**Exercise instructions:**
From the entries below, extract every line that includes the word "JSON".

* Start Entries shown *

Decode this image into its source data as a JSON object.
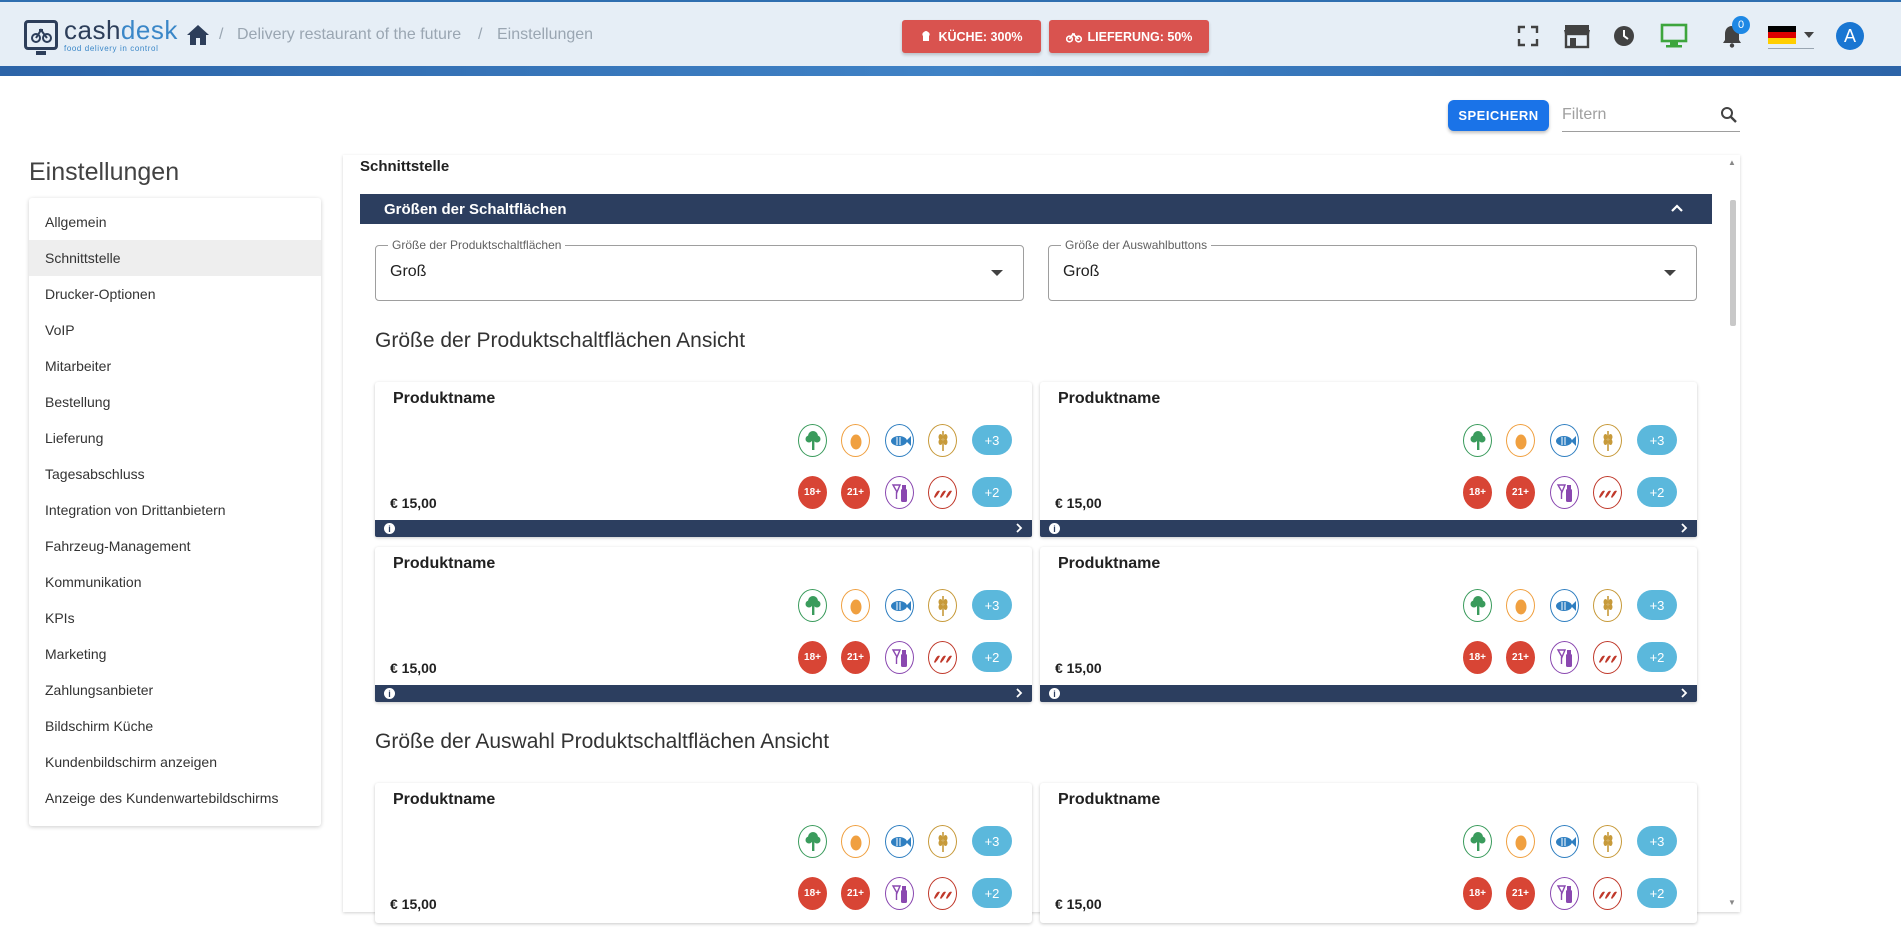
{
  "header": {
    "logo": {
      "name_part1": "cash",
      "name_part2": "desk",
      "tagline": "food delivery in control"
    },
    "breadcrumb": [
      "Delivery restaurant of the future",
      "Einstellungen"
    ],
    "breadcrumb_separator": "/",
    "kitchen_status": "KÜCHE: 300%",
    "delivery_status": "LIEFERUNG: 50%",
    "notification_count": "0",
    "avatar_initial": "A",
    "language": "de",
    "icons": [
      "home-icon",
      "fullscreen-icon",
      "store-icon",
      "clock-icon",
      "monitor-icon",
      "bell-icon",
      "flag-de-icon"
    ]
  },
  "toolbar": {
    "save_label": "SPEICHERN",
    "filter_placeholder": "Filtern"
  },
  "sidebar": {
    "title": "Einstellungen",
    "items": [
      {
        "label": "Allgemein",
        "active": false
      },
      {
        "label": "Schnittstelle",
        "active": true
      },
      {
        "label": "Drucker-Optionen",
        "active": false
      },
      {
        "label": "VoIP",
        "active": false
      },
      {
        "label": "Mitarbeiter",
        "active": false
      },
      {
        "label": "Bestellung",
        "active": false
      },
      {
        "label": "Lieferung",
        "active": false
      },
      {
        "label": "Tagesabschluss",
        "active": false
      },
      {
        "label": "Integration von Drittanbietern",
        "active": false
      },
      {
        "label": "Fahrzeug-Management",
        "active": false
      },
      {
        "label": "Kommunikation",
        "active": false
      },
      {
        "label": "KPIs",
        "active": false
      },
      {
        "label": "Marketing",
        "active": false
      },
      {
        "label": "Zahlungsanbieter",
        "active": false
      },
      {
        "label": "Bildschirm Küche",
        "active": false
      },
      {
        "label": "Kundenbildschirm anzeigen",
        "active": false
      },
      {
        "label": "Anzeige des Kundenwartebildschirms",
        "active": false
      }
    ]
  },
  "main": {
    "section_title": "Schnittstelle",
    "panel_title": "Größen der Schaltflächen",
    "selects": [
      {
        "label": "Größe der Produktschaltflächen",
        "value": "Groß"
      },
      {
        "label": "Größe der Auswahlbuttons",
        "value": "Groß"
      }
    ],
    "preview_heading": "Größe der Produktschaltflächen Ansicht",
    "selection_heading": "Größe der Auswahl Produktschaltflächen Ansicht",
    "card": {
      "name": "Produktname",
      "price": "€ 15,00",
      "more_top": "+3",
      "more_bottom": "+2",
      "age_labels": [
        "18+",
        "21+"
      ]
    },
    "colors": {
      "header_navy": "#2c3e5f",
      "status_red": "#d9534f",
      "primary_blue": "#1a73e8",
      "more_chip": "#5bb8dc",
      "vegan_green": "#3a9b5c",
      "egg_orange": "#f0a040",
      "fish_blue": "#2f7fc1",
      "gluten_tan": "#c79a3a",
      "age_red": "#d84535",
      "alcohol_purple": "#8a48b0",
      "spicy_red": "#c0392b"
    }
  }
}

* End Entries shown *
* Start Entries shown *

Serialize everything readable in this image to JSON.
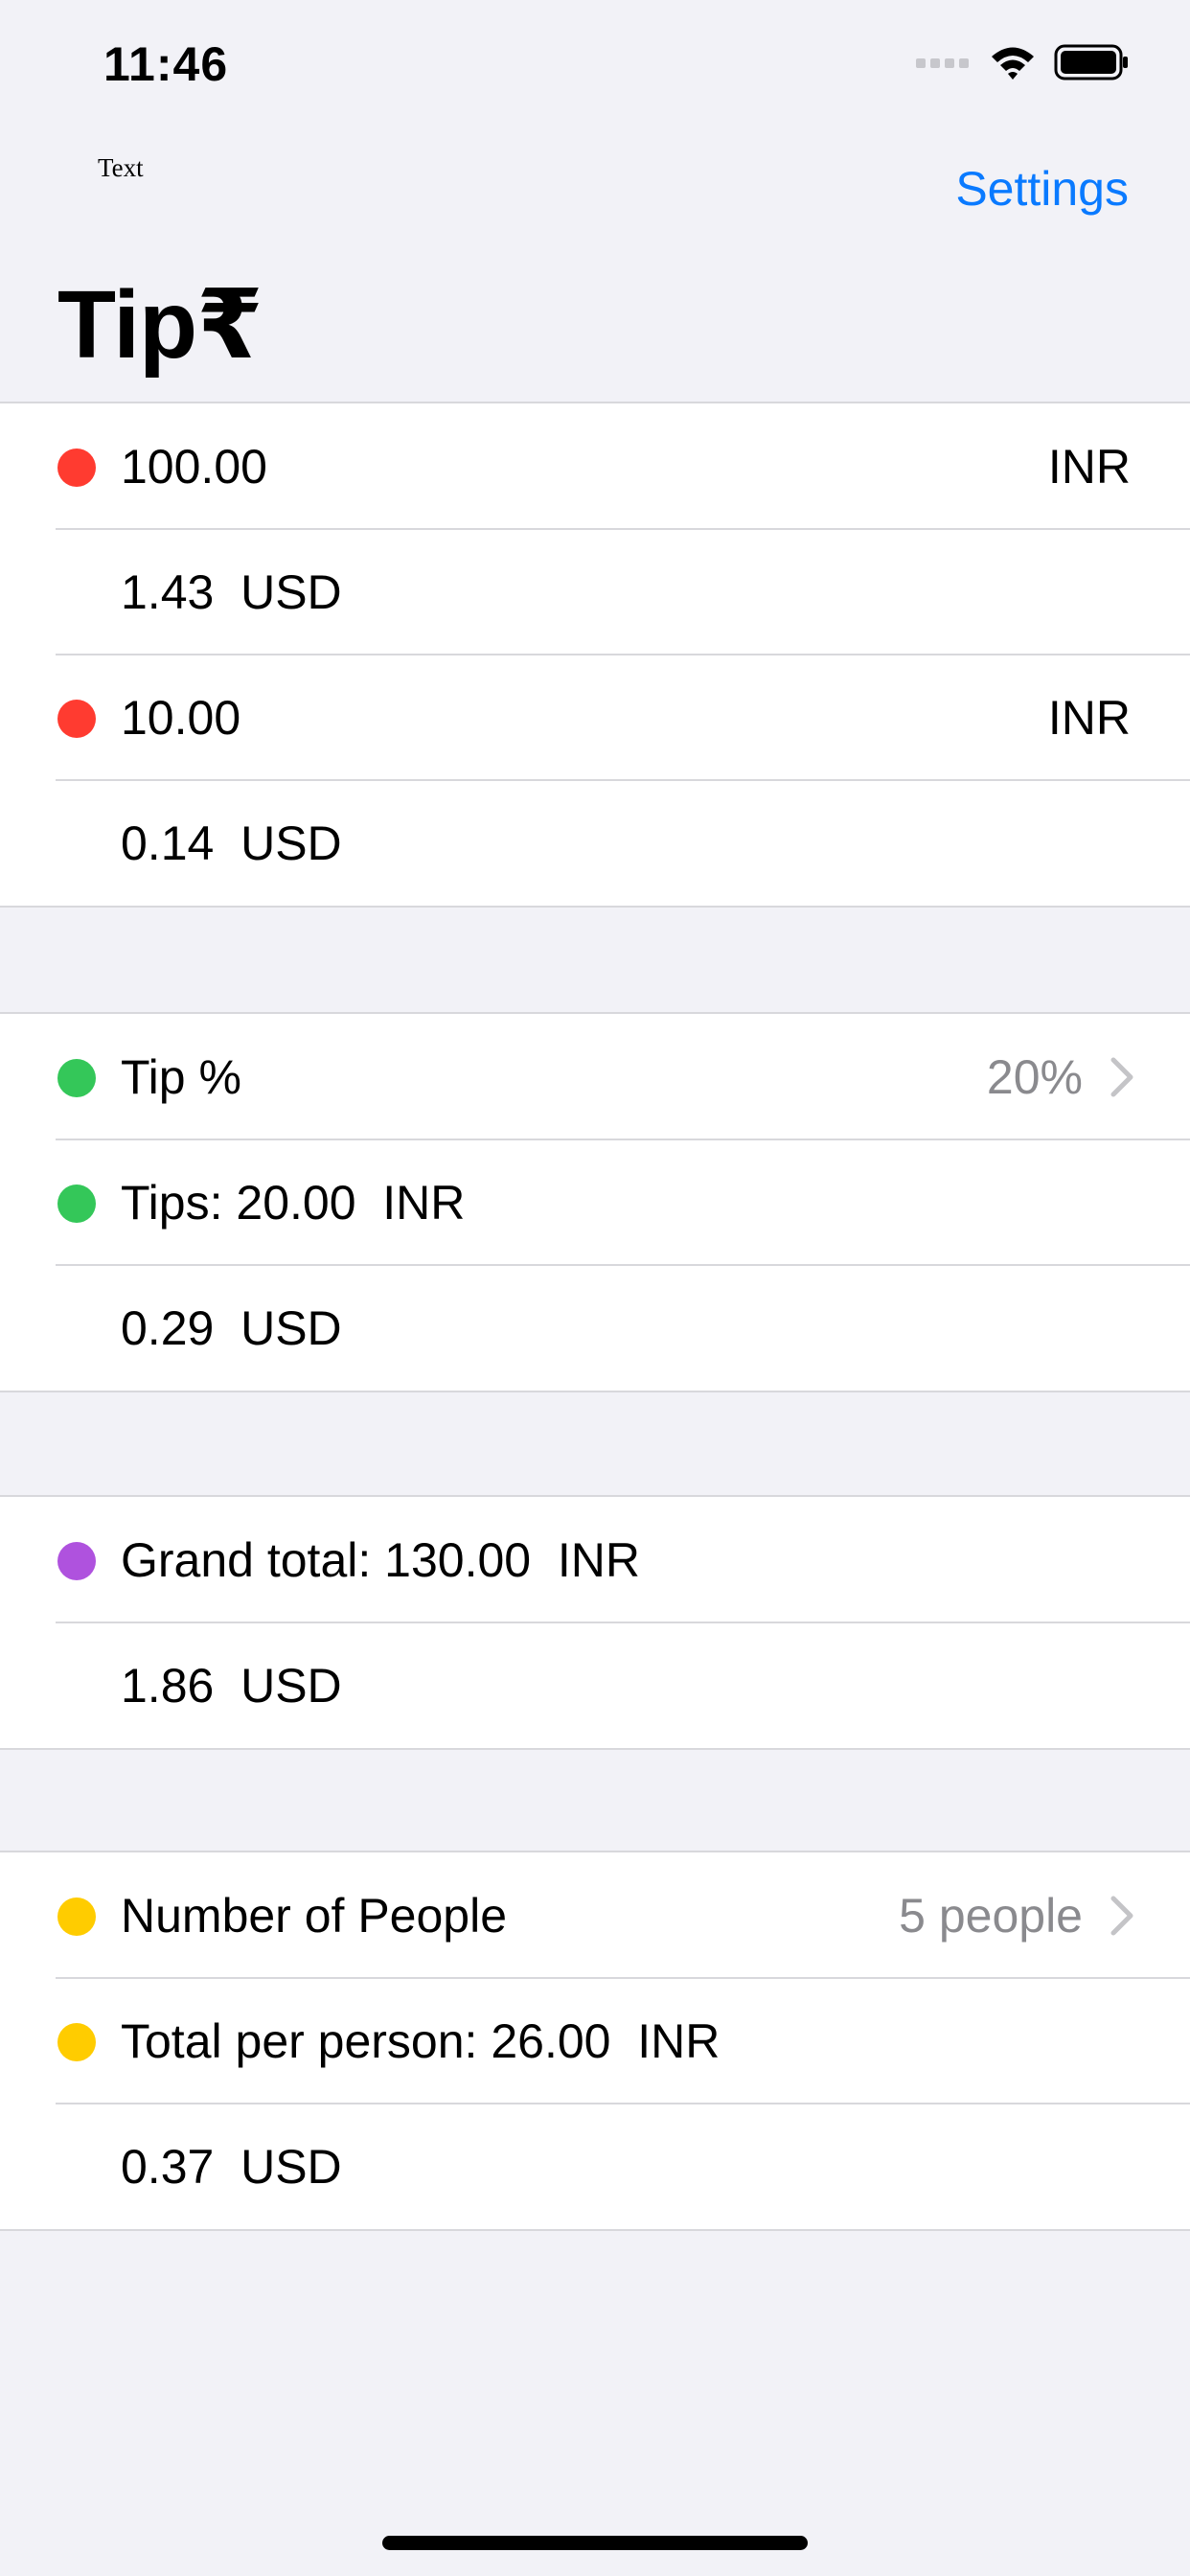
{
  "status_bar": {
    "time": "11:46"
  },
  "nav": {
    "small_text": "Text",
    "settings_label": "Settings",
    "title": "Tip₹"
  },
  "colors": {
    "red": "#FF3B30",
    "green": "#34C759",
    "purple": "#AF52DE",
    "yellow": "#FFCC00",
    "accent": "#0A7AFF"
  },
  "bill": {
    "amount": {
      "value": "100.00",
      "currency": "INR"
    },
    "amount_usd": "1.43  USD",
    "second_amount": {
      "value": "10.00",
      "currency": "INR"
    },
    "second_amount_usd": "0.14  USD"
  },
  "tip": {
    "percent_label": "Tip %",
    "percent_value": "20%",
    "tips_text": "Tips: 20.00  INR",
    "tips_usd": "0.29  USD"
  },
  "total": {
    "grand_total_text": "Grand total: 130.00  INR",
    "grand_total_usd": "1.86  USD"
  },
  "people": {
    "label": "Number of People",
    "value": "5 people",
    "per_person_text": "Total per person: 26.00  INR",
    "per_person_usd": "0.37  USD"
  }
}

* End Entries shown *

**Answer in full:**
Decode this image into its source data as a JSON object.
Serialize everything readable in this image to JSON.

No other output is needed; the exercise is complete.